Ce jeudi 13 août, le président de la République Démocratique du Congo, Félix Tshisekedi, a sollicité du Parlement une nouvelle délibération concernant la loi encadrant l’organisation d’un référendum pour une réforme constitutionnelle. Cette démarche intervient dans un climat de vive tension avec la Coalition Article 64 (C64), une plateforme d’opposition majeure lancée en mai dernier.
Depuis 2024, le parti présidentiel soutient ce projet de loi, que la C64 perçoit comme une manœuvre visant à permettre à Félix Tshisekedi de briguer un troisième mandat, une possibilité formellement interdite par la Constitution de 2006.
À Kinshasa, le mercredi 12 août, Dieudonné Bolengetenge, secrétaire général d’Ensemble pour la République et porte-parole de la C64, avait clairement indiqué que la coalition n’écouterait plus les appels à la modération et encouragerait des mobilisations populaires si aucun dialogue national n’était engagé par le président. La C64 avait d’ailleurs fixé au samedi 15 août la date limite pour évaluer les avancées d’un éventuel dialogue politique, menaçant d’appeler la population à la « mobilisation et à la résistance » si la proposition de loi référendaire en cours d’examen au Parlement n’était pas retirée.

^^^^^^^^^^^^^^^^

LISTE DES TÂCHES:
1 – Selon l'article sur le référendum en RDC, quelle date limite la C64 avait-elle fixée pour évaluer les avancées d'un éventuel dialogue politique ?
2 – Poursuivez l'article sur le référendum en RDC après sa dernière phrase.
Les items ne sont pas nécessaires ici.

^^^^^^^^^^^^^^^^

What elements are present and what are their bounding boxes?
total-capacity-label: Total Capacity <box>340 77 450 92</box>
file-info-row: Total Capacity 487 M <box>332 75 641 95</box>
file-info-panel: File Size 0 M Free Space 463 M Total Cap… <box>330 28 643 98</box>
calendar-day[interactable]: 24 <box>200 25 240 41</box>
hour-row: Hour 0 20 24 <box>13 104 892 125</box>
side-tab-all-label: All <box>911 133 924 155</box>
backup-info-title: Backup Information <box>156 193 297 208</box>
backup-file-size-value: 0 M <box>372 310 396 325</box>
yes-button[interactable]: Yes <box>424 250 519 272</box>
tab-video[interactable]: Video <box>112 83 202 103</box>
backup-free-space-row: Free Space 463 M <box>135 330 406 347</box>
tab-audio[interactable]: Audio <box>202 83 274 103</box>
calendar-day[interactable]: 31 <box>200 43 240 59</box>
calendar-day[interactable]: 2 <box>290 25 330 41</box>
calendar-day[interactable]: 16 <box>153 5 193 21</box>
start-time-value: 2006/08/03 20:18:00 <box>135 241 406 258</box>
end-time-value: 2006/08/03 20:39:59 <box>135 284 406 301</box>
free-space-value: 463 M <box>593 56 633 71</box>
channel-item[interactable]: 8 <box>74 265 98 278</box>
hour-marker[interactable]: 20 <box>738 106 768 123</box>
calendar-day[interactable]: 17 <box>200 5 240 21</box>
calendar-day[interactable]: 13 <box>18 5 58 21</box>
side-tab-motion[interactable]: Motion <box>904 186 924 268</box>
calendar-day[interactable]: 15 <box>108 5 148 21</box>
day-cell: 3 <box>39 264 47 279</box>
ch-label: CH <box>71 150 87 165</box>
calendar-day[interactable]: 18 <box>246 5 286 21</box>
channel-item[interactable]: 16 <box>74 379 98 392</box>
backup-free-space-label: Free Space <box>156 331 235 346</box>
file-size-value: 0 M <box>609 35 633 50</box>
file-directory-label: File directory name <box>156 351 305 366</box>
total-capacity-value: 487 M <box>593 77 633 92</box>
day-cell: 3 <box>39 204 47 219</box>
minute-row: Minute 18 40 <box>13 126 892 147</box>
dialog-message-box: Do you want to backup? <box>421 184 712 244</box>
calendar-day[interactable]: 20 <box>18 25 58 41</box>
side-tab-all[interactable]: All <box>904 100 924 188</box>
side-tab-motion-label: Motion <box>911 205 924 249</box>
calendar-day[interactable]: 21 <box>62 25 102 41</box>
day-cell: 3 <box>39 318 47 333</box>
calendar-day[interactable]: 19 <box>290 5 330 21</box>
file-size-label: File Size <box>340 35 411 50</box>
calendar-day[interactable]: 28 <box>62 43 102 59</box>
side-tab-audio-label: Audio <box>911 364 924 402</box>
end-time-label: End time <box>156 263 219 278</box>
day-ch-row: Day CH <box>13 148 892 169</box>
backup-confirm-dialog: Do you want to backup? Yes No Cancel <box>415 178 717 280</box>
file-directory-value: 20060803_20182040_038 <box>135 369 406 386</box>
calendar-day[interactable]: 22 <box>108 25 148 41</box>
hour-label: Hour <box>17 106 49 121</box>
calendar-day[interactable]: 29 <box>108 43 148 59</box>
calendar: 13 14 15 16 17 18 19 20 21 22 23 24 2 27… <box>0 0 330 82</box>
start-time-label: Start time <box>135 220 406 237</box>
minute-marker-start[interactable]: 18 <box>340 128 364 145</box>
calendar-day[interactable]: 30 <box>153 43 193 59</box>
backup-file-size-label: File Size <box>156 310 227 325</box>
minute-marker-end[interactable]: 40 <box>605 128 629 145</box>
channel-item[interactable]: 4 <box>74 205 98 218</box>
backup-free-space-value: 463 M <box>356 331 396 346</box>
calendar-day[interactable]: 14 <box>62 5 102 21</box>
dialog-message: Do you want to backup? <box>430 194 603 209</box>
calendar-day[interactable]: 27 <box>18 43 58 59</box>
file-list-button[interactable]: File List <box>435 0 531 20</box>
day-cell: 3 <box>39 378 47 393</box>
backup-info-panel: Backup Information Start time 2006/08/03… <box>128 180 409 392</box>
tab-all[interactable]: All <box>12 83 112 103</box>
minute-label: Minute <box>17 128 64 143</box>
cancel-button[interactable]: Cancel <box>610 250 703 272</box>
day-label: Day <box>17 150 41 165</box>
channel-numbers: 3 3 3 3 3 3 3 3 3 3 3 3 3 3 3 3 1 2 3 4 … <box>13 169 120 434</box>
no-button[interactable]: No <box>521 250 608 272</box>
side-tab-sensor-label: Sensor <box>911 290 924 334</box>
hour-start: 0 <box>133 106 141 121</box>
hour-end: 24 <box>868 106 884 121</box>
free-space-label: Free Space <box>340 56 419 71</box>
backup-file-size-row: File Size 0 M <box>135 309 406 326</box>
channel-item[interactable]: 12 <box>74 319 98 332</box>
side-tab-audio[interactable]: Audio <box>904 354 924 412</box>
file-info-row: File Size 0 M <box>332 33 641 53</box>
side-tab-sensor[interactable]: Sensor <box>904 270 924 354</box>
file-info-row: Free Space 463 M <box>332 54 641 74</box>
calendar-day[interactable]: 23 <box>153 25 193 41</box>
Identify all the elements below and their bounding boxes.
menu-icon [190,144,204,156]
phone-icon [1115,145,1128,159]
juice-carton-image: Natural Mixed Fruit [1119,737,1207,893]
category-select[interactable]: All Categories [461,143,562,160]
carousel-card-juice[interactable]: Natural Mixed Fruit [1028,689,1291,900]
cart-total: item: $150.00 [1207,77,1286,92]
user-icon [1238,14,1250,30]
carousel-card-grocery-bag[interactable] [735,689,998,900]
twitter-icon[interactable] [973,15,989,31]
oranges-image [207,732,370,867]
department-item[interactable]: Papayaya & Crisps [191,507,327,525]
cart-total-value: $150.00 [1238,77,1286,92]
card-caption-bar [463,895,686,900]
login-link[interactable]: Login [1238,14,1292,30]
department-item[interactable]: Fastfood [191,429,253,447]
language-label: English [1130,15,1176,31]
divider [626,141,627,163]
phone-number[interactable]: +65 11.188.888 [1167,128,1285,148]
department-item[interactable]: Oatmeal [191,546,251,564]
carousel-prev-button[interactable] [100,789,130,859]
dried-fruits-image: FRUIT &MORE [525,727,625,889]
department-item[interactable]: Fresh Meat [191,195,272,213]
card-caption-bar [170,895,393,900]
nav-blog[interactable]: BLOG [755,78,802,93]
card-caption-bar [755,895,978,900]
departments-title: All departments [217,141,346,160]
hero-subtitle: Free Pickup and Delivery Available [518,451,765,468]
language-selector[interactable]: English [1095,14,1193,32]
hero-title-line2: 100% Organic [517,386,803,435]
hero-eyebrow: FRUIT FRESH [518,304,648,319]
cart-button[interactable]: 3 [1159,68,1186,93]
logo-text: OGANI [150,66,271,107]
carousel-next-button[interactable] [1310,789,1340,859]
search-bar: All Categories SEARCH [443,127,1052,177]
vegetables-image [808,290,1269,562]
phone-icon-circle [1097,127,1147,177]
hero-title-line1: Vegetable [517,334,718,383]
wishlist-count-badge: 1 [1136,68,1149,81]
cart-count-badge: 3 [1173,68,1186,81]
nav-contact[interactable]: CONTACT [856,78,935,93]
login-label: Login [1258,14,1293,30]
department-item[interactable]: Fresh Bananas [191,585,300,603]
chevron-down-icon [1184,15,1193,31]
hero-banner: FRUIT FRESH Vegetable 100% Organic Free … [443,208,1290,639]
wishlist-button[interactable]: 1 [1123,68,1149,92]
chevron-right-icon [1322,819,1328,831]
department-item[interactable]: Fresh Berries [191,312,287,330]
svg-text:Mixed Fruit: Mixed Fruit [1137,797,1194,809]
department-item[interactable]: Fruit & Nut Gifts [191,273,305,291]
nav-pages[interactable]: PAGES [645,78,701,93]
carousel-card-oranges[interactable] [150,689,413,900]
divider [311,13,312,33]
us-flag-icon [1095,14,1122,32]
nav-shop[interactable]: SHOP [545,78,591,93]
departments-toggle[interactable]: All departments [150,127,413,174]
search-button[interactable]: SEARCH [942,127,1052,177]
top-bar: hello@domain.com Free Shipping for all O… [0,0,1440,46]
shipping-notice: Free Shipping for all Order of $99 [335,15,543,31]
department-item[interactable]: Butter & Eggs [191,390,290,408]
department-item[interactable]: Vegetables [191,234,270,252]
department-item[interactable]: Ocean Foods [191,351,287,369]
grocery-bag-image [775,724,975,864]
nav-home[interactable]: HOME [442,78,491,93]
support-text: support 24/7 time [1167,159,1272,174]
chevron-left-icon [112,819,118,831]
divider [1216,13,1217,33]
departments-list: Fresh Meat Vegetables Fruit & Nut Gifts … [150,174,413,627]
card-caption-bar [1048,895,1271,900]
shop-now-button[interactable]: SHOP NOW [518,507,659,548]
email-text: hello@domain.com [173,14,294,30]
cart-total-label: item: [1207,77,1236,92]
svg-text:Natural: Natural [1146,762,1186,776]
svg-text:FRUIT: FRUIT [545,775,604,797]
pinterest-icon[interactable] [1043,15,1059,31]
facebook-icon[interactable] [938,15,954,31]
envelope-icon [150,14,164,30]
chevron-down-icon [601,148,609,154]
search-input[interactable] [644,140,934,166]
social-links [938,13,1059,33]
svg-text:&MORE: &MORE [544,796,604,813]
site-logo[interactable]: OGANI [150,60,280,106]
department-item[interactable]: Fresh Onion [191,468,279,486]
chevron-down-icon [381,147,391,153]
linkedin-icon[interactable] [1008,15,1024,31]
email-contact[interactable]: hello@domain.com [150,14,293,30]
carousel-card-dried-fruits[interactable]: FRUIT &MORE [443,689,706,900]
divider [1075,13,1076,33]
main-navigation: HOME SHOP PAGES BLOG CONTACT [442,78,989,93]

^^^^^^^^^^^^^^^^

RÉPONSES PAR TÂCHE:
1 – Le samedi 15 août.

2 –
Un premier pas vers l’apaisement
Bien que cette concession présidentielle ne comble pas toutes les attentes de la coalition, qui a affirmé maintenir sa pression, elle est saluée comme « un petit pas dans la bonne direction » par Prince Epenge, cofondateur de la C64.
Une marche que la C64 avait initialement prévue le 22 juillet à Kinshasa avait été reportée suite aux interventions des Églises catholique et protestante du Congo, qui avaient appelé les acteurs politiques à privilégier la voie du dialogue.
Parallèlement à la C64, soixante-cinq organisations de la société civile congolaise ont également interpellé le chef de l’État et les principales institutions du pays. Dans un mémorandum daté du lundi 10 août, elles ont exhorté Félix Tshisekedi à renoncer à son projet de référendum sur la révision constitutionnelle. Ces organisations estiment qu’une telle initiative risquerait « d’exacerber les tensions politiques, d’aggraver les fractures sociales et de détourner les institutions des véritables priorités de la nation ».